• _What to produce_:
Below are the records; collect from them each line containing the string "Windows".

Stored data:
────────────────────────────────────────
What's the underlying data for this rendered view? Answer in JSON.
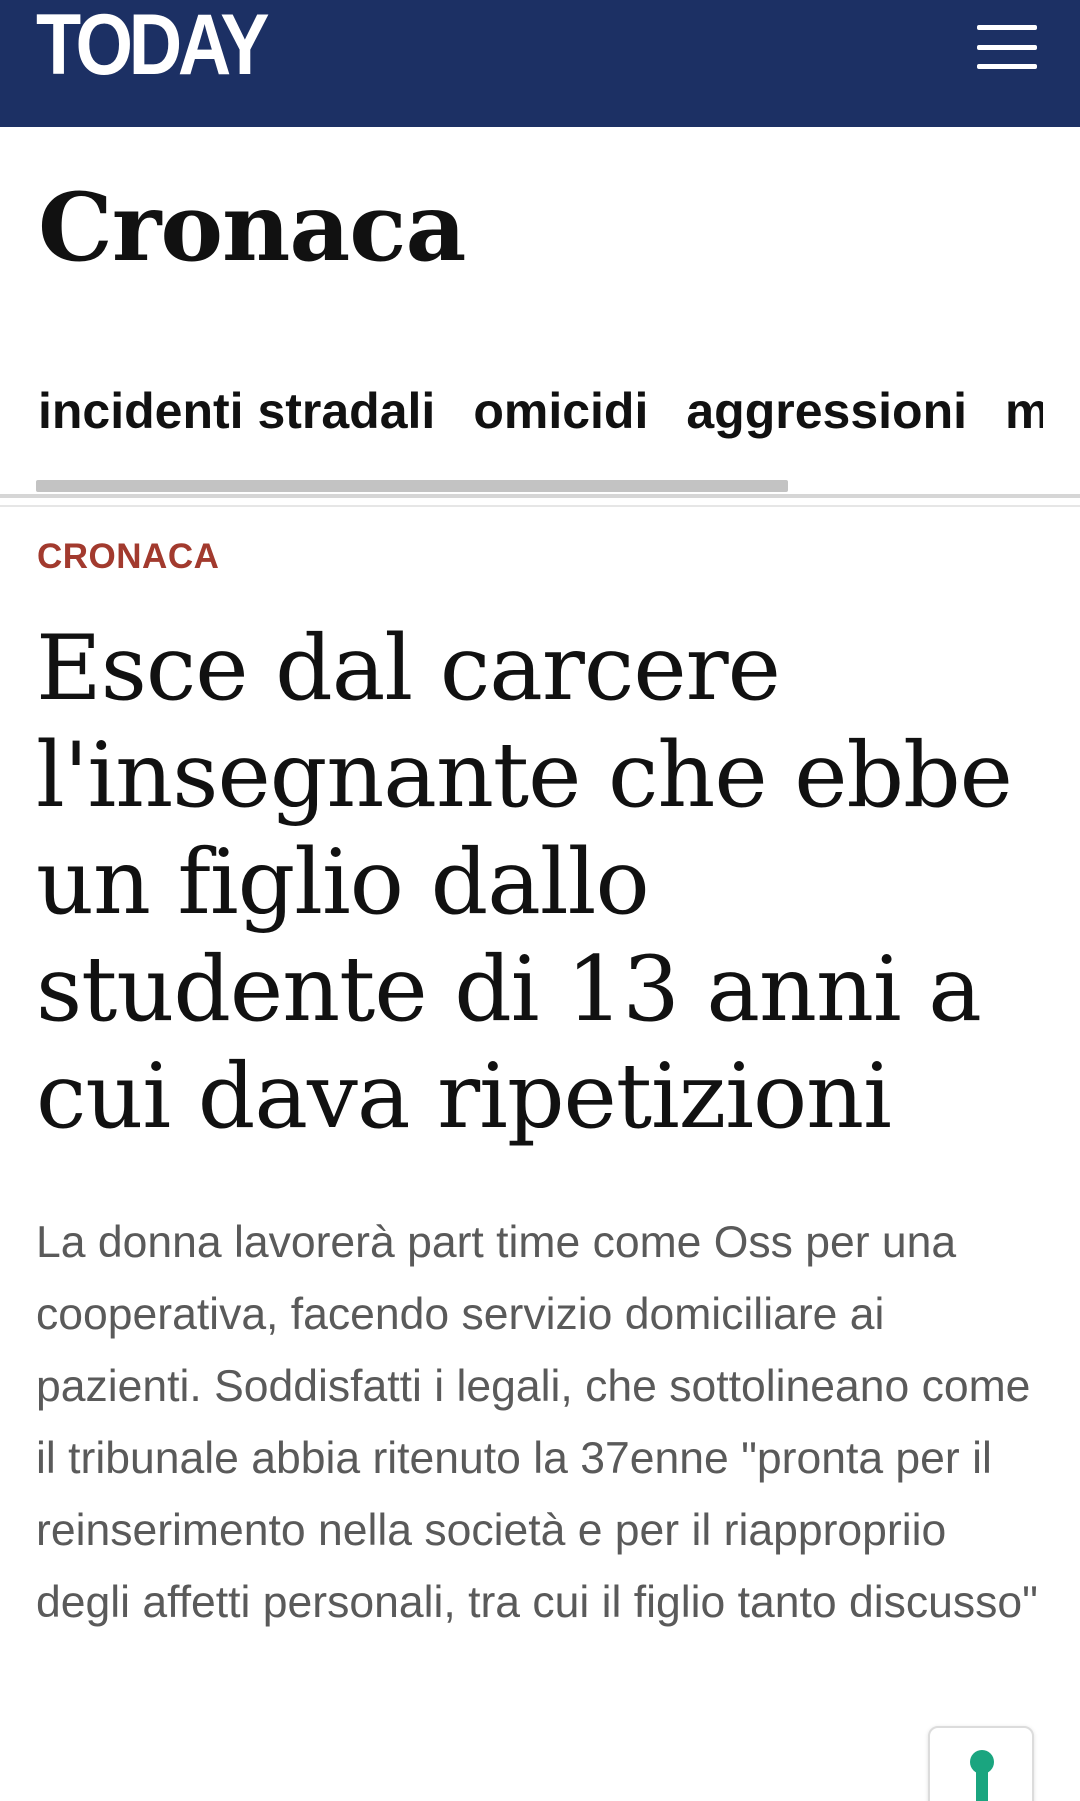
{
  "header": {
    "logo_text": "TODAY",
    "menu_icon": "hamburger-menu-icon",
    "background_color": "#1c3064"
  },
  "section": {
    "title": "Cronaca"
  },
  "subnav": {
    "items": [
      {
        "label": "incidenti stradali"
      },
      {
        "label": "omicidi"
      },
      {
        "label": "aggressioni"
      },
      {
        "label": "m"
      }
    ]
  },
  "article": {
    "category": "CRONACA",
    "category_color": "#a23a2e",
    "headline": "Esce dal carcere l'insegnante che ebbe un figlio dallo studente di 13 anni a cui dava ripetizioni",
    "summary": "La donna lavorerà part time come Oss per una cooperativa, facendo servizio domiciliare ai pazienti. Soddisfatti i legali, che sottolineano come il tribunale abbia ritenuto la 37enne \"pronta per il reinserimento nella società e per il riappropriio degli affetti personali, tra cui il figlio tanto discusso\""
  },
  "floating_button": {
    "icon": "accessibility-person-icon",
    "color": "#1aa57f"
  }
}
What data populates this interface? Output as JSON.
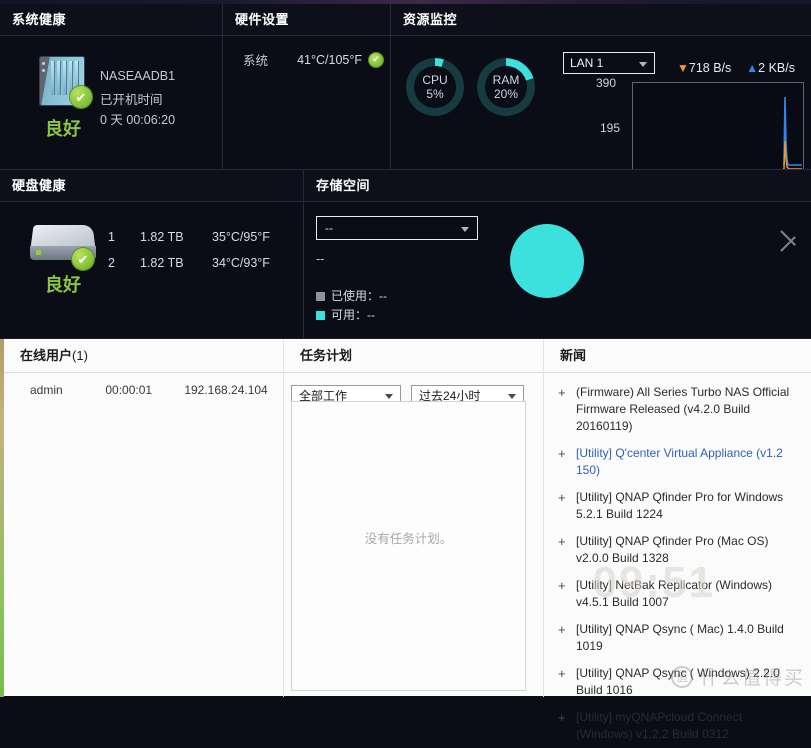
{
  "system_health": {
    "title": "系统健康",
    "status": "良好",
    "device_name": "NASEAADB1",
    "uptime_label": "已开机时间",
    "uptime_value": "0 天 00:06:20",
    "status_color": "#8cc63f"
  },
  "hardware": {
    "title": "硬件设置",
    "rows": [
      {
        "label": "系统",
        "value": "41°C/105°F",
        "status": "ok"
      }
    ]
  },
  "resource": {
    "title": "资源监控",
    "gauges": [
      {
        "name": "CPU",
        "value": "5%",
        "percent": 5
      },
      {
        "name": "RAM",
        "value": "20%",
        "percent": 20
      }
    ],
    "lan_selected": "LAN 1",
    "download_rate": "718 B/s",
    "upload_rate": "2 KB/s",
    "chart_axis_top": "390",
    "chart_axis_mid": "195",
    "accent_color": "#3ce0dc",
    "download_color": "#f0982a",
    "upload_color": "#2f86e8"
  },
  "disk_health": {
    "title": "硬盘健康",
    "status": "良好",
    "disks": [
      {
        "index": "1",
        "capacity": "1.82 TB",
        "temperature": "35°C/95°F",
        "status": "ok"
      },
      {
        "index": "2",
        "capacity": "1.82 TB",
        "temperature": "34°C/93°F",
        "status": "ok"
      }
    ]
  },
  "storage": {
    "title": "存储空间",
    "volume_selected": "--",
    "sub_value": "--",
    "legend": [
      {
        "label": "已使用：--",
        "color": "#8e939d"
      },
      {
        "label": "可用：--",
        "color": "#3ce0dc"
      }
    ]
  },
  "online_users": {
    "title": "在线用户",
    "count": "(1)",
    "rows": [
      {
        "name": "admin",
        "time": "00:00:01",
        "ip": "192.168.24.104"
      }
    ]
  },
  "task_scheduler": {
    "title": "任务计划",
    "filter_scope": "全部工作",
    "filter_range": "过去24小时",
    "empty_text": "没有任务计划。"
  },
  "news": {
    "title": "新闻",
    "plus_glyph": "+",
    "items": [
      {
        "text": "(Firmware) All Series Turbo NAS Official Firmware Released (v4.2.0 Build 20160119)",
        "link": false
      },
      {
        "text": "[Utility] Q'center Virtual Appliance (v1.2 150)",
        "link": true
      },
      {
        "text": "[Utility] QNAP Qfinder Pro for Windows 5.2.1 Build 1224",
        "link": false
      },
      {
        "text": "[Utility] QNAP Qfinder Pro (Mac OS) v2.0.0 Build 1328",
        "link": false
      },
      {
        "text": "[Utility] NetBak Replicator (Windows) v4.5.1 Build 1007",
        "link": false
      },
      {
        "text": "[Utility] QNAP Qsync ( Mac) 1.4.0 Build 1019",
        "link": false
      },
      {
        "text": "[Utility] QNAP Qsync ( Windows) 2.2.0 Build 1016",
        "link": false
      },
      {
        "text": "[Utility] myQNAPcloud Connect (Windows) v1.2.2 Build 0312",
        "link": false
      }
    ]
  },
  "watermark": {
    "badge": "值",
    "text": "什么值得买",
    "clock": "09:51"
  }
}
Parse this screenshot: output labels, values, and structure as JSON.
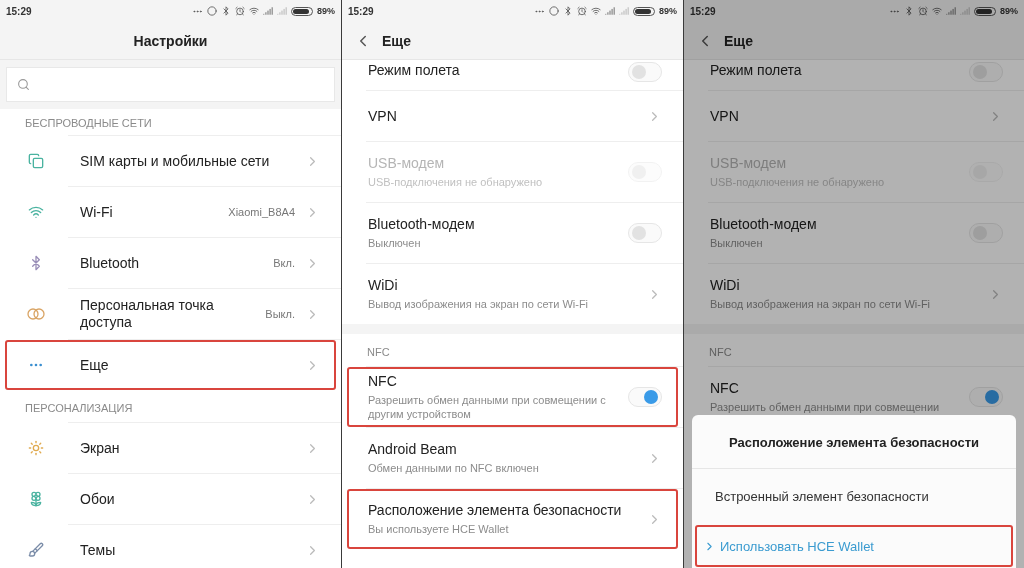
{
  "screens": [
    {
      "kind": "main",
      "status": {
        "time": "15:29",
        "battery": "89%",
        "extra_indicator": true
      },
      "title": "Настройки",
      "back": false,
      "search_field": true,
      "dimmed": false,
      "sections": [
        {
          "header": "БЕСПРОВОДНЫЕ СЕТИ",
          "items": [
            {
              "kind": "link",
              "label": "SIM карты и мобильные сети",
              "highlighted": false
            },
            {
              "kind": "link",
              "label": "Wi-Fi",
              "value": "Xiaomi_B8A4",
              "highlighted": false
            },
            {
              "kind": "link",
              "label": "Bluetooth",
              "value": "Вкл.",
              "highlighted": false
            },
            {
              "kind": "link",
              "label": "Персональная точка доступа",
              "value": "Выкл.",
              "highlighted": false
            },
            {
              "kind": "link",
              "label": "Еще",
              "highlighted": true
            }
          ]
        },
        {
          "header": "ПЕРСОНАЛИЗАЦИЯ",
          "items": [
            {
              "kind": "link",
              "label": "Экран",
              "highlighted": false
            },
            {
              "kind": "link",
              "label": "Обои",
              "highlighted": false
            },
            {
              "kind": "link",
              "label": "Темы",
              "highlighted": false
            }
          ]
        }
      ]
    },
    {
      "kind": "sub",
      "status": {
        "time": "15:29",
        "battery": "89%",
        "extra_indicator": true
      },
      "title": "Еще",
      "back": true,
      "dimmed": false,
      "sections": [
        {
          "items": [
            {
              "kind": "toggle",
              "label": "Режим полета",
              "on": false,
              "disabled": false,
              "clipped": true,
              "highlighted": false
            },
            {
              "kind": "link",
              "label": "VPN",
              "highlighted": false
            },
            {
              "kind": "toggle",
              "label": "USB-модем",
              "subtitle": "USB-подключения не обнаружено",
              "on": false,
              "disabled": true,
              "highlighted": false
            },
            {
              "kind": "toggle",
              "label": "Bluetooth-модем",
              "subtitle": "Выключен",
              "on": false,
              "disabled": false,
              "highlighted": false
            },
            {
              "kind": "link",
              "label": "WiDi",
              "subtitle": "Вывод изображения на экран по сети Wi-Fi",
              "highlighted": false
            }
          ]
        },
        {
          "header": "NFC",
          "items": [
            {
              "kind": "toggle",
              "label": "NFC",
              "subtitle": "Разрешить обмен данными при совмещении с другим устройством",
              "on": true,
              "disabled": false,
              "highlighted": true
            },
            {
              "kind": "link",
              "label": "Android Beam",
              "subtitle": "Обмен данными по NFC включен",
              "highlighted": false
            },
            {
              "kind": "link",
              "label": "Расположение элемента безопасности",
              "subtitle": "Вы используете HCE Wallet",
              "highlighted": true
            }
          ]
        }
      ]
    },
    {
      "kind": "sub",
      "status": {
        "time": "15:29",
        "battery": "89%",
        "extra_indicator": false
      },
      "title": "Еще",
      "back": true,
      "dimmed": true,
      "sections": [
        {
          "items": [
            {
              "kind": "toggle",
              "label": "Режим полета",
              "on": false,
              "disabled": false,
              "clipped": true,
              "highlighted": false
            },
            {
              "kind": "link",
              "label": "VPN",
              "highlighted": false
            },
            {
              "kind": "toggle",
              "label": "USB-модем",
              "subtitle": "USB-подключения не обнаружено",
              "on": false,
              "disabled": true,
              "highlighted": false
            },
            {
              "kind": "toggle",
              "label": "Bluetooth-модем",
              "subtitle": "Выключен",
              "on": false,
              "disabled": false,
              "highlighted": false
            },
            {
              "kind": "link",
              "label": "WiDi",
              "subtitle": "Вывод изображения на экран по сети Wi-Fi",
              "highlighted": false
            }
          ]
        },
        {
          "header": "NFC",
          "items": [
            {
              "kind": "toggle",
              "label": "NFC",
              "subtitle": "Разрешить обмен данными при совмещении",
              "on": true,
              "disabled": false,
              "highlighted": false
            }
          ]
        }
      ],
      "dialog": {
        "title": "Расположение элемента безопасности",
        "options": [
          {
            "label": "Встроенный элемент безопасности",
            "selected": false,
            "highlighted": false
          },
          {
            "label": "Использовать HCE Wallet",
            "selected": true,
            "highlighted": true
          }
        ]
      }
    }
  ]
}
────────────────────────────────────────
• _The result_:
        "text": "[Utility] QNAP Qfinder Pro for Windows 5.2.1 Build 1224",
        "text": "[Utility] NetBak Replicator (Windows) v4.5.1 Build 1007",
        "text": "[Utility] QNAP Qsync ( Windows) 2.2.0 Build 1016",
        "text": "[Utility] myQNAPcloud Connect (Windows) v1.2.2 Build 0312",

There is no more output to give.